TASK TO CARRY OUT » Report the number of lines in the entries below that include the word "加热杀死的", and nothing else.

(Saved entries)
--
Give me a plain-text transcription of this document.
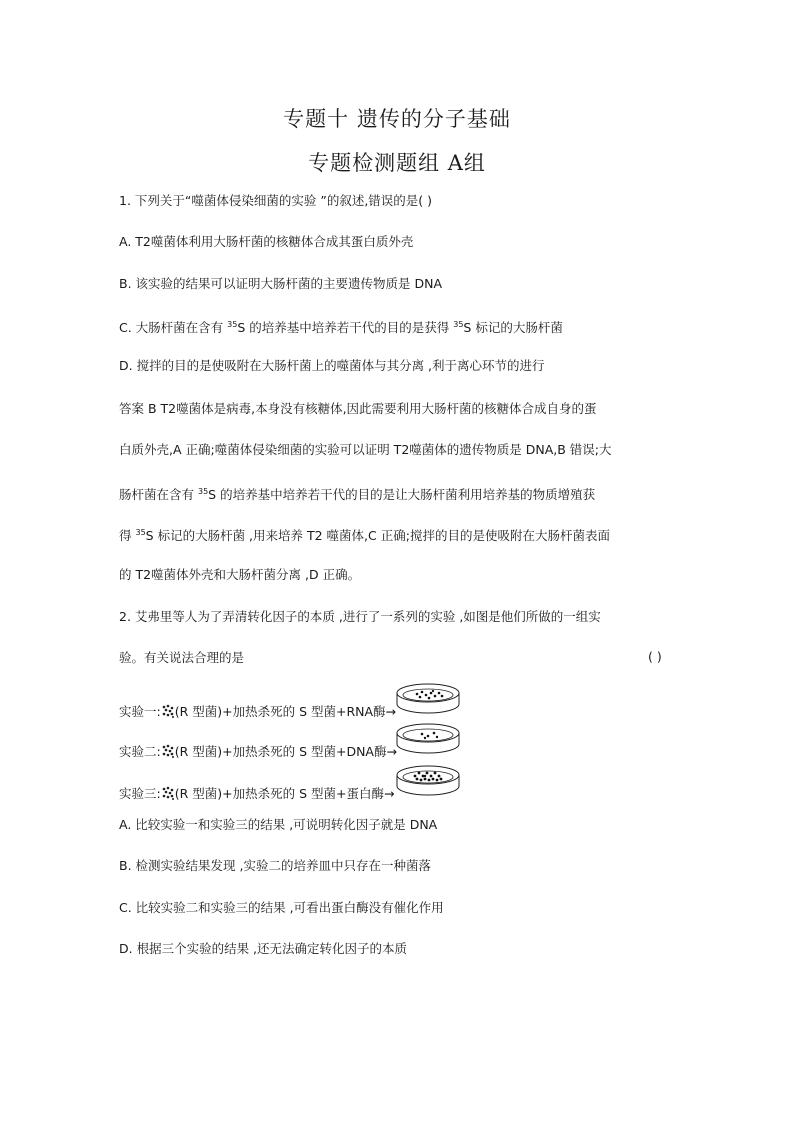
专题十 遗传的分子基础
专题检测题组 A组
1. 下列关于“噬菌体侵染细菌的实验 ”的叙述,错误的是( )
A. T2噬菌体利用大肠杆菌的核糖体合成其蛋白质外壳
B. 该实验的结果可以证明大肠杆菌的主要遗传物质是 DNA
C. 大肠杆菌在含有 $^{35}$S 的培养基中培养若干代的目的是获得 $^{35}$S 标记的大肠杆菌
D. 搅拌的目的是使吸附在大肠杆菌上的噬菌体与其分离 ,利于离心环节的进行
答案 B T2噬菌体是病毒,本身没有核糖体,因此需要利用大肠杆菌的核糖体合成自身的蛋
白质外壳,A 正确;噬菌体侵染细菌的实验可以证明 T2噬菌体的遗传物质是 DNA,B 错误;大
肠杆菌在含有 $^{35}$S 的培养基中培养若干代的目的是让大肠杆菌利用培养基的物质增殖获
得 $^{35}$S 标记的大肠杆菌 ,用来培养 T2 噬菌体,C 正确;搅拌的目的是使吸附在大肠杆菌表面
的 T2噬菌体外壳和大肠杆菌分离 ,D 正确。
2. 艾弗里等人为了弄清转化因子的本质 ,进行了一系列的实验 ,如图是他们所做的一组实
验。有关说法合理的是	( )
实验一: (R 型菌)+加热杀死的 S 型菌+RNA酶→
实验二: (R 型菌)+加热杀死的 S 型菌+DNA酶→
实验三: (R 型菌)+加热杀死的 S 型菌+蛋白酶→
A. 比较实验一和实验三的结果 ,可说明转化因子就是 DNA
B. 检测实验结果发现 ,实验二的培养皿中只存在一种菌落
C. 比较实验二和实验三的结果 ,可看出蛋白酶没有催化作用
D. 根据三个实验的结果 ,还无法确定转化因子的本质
--
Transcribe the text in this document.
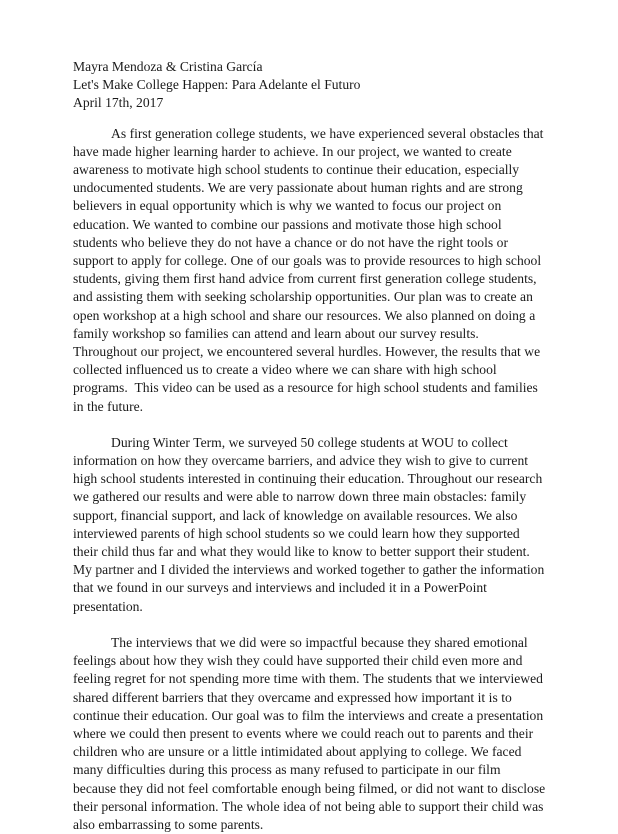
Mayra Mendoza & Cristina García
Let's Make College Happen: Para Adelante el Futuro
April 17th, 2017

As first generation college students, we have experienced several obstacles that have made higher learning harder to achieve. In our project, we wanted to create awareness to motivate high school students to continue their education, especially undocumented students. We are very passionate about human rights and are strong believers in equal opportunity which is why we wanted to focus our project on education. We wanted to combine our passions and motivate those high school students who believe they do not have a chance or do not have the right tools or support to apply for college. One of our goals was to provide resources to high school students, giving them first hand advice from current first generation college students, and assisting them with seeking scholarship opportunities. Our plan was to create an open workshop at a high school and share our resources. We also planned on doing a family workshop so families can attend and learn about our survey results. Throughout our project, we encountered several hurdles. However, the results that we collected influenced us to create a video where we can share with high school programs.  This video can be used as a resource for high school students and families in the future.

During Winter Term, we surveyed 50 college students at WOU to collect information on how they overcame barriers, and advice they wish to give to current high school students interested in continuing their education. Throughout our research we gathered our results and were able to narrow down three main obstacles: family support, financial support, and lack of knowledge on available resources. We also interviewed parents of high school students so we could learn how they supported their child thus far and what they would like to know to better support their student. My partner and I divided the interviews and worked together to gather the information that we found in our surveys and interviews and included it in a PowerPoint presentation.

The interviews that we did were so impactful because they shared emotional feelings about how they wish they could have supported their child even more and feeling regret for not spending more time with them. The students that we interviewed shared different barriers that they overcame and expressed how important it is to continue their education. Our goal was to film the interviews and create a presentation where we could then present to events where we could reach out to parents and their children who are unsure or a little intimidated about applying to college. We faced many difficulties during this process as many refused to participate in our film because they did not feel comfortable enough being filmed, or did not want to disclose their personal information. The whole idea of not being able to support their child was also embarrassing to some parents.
--
FINISHED ANSWER » 3